He said his decision came after discussions with the head of state and his elder brother, King Charles III.

“I have decided, as I always have, to put my duty to my family and country first,” said Andrew in a statement put out by Buckingham Palace.

He again denied all allegations of wrongdoing, but said, “We have concluded the continued accusations about me distract from the work of His Majesty and the Royal Family.”

Andrew, who stepped back from public life in 2019 amid the Epstein scandal, will remain a prince, as he is the second son of the late Queen Elizabeth II. But he will no longer hold the title of Duke of York that she had conferred on him.

UK media reported that he would also give up his membership in the prestigious Order of the Garter, the most senior knighthood in the British honors system, which dates to 1348.

*Challenges*.
(1) Decide whether each statement agrees with the news report on Andrew's titles, answering yes or no and quoting the words that settle it: (a) Andrew will stop being a prince; (b) the Order of the Garter dates to 1348; (c) Andrew's statement was released by Buckingham Palace.
(2) Write what comes next in the news report on Andrew giving up his titles, picking up after its final sentence.

Data entries
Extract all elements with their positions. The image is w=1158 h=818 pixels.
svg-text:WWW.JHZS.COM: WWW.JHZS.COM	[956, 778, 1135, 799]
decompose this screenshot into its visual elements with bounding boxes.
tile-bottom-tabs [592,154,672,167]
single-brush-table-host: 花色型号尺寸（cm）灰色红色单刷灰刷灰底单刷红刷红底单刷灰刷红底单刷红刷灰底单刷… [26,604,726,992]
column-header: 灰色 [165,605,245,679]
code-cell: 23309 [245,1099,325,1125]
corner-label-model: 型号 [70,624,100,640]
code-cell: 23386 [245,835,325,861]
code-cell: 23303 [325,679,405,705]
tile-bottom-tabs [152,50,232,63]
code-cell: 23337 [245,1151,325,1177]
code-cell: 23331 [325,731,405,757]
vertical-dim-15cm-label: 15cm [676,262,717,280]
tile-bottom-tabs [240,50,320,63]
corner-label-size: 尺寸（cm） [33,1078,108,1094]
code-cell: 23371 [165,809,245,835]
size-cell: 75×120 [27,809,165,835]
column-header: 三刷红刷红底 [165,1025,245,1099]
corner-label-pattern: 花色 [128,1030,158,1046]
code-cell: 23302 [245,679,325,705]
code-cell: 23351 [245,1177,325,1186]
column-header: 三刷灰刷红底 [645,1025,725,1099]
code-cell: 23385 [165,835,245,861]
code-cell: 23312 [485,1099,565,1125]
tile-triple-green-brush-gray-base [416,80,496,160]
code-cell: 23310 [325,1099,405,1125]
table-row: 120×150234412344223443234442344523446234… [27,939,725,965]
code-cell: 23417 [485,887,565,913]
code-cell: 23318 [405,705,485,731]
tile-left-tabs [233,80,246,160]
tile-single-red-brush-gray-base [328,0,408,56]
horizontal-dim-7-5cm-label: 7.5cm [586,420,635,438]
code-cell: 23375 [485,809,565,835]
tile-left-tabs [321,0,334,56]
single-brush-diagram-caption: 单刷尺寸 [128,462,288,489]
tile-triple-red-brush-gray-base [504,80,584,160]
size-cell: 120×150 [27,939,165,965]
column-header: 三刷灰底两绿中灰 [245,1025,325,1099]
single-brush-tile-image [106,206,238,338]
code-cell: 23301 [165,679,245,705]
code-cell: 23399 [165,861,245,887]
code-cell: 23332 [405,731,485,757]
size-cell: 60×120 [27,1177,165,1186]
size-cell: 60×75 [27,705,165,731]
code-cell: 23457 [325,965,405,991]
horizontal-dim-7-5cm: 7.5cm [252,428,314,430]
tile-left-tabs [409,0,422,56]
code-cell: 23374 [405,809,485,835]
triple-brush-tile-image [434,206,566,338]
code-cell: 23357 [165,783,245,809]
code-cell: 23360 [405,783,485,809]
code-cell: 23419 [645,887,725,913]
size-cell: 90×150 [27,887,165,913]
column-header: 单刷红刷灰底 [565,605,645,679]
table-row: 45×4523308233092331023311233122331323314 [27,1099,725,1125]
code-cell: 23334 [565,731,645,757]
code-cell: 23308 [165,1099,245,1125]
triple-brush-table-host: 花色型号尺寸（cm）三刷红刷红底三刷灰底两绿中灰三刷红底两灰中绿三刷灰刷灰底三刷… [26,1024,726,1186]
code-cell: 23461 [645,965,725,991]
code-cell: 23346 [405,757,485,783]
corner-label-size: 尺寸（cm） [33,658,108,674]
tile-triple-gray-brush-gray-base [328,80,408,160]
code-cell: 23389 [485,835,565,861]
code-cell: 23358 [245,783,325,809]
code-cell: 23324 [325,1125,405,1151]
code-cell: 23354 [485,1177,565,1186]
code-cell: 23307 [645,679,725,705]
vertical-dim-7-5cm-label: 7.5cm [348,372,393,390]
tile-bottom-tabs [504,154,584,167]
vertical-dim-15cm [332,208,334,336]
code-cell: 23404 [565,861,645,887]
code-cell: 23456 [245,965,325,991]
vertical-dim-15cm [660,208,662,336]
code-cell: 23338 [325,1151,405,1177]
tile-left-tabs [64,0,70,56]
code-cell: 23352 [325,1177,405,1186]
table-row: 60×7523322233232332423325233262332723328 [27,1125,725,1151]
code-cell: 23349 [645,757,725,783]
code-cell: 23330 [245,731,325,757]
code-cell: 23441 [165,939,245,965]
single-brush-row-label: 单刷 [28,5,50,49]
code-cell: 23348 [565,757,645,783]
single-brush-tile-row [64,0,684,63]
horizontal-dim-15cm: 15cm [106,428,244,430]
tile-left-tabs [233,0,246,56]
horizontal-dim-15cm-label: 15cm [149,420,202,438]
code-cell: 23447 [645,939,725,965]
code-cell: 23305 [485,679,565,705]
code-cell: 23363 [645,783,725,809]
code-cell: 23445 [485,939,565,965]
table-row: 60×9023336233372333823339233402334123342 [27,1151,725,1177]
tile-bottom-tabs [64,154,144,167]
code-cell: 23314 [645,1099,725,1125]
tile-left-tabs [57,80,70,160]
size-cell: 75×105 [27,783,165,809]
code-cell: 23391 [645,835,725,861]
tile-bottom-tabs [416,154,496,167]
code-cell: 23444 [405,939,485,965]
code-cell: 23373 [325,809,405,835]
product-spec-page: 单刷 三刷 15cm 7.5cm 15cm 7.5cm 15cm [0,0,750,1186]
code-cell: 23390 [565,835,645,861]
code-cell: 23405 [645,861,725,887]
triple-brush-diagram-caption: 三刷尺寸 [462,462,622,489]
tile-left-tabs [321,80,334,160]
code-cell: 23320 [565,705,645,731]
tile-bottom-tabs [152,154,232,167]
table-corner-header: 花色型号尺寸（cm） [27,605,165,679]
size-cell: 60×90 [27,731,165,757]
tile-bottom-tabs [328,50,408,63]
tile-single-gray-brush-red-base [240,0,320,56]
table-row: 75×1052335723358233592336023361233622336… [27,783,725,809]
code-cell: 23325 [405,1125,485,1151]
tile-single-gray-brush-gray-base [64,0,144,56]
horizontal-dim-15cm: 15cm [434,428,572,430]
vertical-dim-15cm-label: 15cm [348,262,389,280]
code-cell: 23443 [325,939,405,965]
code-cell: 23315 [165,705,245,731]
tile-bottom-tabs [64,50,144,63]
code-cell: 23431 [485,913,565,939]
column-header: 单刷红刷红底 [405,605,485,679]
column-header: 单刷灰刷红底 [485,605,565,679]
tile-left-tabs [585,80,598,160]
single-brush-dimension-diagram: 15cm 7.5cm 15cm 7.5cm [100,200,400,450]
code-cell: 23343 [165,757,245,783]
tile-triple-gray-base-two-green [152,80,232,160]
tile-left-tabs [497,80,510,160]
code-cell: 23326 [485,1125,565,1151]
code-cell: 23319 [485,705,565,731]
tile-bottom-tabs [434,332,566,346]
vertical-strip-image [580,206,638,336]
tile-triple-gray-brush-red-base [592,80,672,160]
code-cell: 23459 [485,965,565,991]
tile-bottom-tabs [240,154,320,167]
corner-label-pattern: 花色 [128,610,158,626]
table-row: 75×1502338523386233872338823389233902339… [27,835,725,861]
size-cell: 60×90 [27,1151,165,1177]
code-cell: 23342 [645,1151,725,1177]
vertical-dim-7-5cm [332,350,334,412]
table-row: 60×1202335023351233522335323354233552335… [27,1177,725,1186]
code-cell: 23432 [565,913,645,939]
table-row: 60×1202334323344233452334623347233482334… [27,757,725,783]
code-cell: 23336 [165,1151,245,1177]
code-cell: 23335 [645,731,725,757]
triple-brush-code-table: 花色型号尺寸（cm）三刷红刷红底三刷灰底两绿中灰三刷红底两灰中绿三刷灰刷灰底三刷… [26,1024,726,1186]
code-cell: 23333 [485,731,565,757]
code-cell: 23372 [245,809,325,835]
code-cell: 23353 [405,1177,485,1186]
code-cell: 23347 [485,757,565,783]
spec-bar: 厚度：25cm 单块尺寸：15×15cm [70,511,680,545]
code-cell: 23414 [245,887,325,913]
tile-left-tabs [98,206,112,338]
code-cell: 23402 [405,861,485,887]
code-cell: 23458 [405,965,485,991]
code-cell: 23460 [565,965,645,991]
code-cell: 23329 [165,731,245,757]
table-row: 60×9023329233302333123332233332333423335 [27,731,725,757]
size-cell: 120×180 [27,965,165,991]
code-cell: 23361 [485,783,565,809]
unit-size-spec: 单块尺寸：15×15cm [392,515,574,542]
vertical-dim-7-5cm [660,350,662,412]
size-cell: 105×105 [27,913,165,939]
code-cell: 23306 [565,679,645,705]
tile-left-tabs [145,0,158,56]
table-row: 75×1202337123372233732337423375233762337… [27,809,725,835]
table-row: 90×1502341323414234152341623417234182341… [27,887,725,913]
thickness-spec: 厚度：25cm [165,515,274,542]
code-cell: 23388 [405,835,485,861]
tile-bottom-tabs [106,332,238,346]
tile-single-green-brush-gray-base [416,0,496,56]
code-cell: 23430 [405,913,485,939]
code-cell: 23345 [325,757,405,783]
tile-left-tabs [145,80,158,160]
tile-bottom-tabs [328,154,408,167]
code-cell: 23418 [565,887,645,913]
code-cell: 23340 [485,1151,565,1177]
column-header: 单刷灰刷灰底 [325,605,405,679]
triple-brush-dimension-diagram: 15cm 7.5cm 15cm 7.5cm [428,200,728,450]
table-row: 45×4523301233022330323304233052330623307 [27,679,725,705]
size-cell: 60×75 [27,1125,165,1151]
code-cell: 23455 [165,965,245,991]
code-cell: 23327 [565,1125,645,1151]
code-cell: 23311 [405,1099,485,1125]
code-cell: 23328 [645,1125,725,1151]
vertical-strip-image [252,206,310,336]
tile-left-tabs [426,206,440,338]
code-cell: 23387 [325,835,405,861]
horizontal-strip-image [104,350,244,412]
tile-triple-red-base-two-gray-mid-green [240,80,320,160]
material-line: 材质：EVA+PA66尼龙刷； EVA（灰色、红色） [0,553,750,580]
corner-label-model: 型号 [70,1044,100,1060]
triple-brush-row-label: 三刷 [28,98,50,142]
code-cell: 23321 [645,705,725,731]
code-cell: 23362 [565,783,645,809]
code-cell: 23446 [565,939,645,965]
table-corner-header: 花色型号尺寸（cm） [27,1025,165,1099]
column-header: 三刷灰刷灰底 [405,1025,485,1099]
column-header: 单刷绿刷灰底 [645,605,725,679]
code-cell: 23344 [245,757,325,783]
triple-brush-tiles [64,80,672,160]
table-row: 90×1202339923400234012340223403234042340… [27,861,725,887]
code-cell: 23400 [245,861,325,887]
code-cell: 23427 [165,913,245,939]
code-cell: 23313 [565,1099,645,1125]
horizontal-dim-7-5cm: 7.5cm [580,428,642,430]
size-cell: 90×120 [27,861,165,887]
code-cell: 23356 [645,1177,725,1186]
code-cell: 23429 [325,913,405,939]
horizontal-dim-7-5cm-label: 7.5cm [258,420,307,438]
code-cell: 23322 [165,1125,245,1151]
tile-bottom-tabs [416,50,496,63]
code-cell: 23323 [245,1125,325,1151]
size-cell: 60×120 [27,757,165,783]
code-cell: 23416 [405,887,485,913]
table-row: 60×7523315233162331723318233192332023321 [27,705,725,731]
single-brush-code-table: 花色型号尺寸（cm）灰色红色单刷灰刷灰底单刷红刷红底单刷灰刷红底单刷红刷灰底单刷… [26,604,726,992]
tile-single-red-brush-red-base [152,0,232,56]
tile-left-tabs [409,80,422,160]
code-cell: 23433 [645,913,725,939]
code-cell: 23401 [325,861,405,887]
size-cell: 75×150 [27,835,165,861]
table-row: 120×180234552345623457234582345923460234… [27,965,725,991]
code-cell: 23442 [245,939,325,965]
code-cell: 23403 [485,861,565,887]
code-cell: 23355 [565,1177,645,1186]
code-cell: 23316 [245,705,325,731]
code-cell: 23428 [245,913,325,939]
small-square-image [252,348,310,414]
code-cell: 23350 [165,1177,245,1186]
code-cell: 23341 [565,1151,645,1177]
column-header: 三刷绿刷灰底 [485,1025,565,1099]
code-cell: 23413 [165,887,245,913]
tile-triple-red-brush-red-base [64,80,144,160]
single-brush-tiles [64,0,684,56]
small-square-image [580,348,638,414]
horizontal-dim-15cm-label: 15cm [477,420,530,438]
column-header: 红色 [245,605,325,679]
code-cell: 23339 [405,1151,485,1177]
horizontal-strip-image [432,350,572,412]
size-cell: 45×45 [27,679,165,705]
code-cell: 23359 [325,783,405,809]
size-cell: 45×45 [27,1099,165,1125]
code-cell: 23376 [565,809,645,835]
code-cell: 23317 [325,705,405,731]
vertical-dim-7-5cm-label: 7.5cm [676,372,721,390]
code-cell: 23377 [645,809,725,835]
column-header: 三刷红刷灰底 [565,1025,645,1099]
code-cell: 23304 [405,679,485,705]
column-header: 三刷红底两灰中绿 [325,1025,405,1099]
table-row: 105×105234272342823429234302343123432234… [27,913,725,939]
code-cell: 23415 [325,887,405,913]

*Responses per task*.
(1)
(a) No: "will remain a prince, as he is the second son of the late Queen Elizabeth II."
(b) Yes: "which dates to 1348."
(c) Yes: "in a statement put out by Buckingham Palace."

(2)
Andrew’s ex-wife, Sarah Ferguson, will also no longer use the title of Duchess of York, though his daughters, Beatrice and Eugenie, remain princesses.

Andrew had become a source of deep embarrassment for his brother, Charles, following a devastating 2019 television interview in which he defended his friendship with Epstein.

Epstein took his own life in a New York jail in 2019 while awaiting trial on charges of trafficking underage girls for sex.

Claim to birthright

In the interview, Andrew said he had cut ties in 2010 with Epstein, who was disgraced after an American woman, Virginia Giuffre, accused him of using her as a sex slave.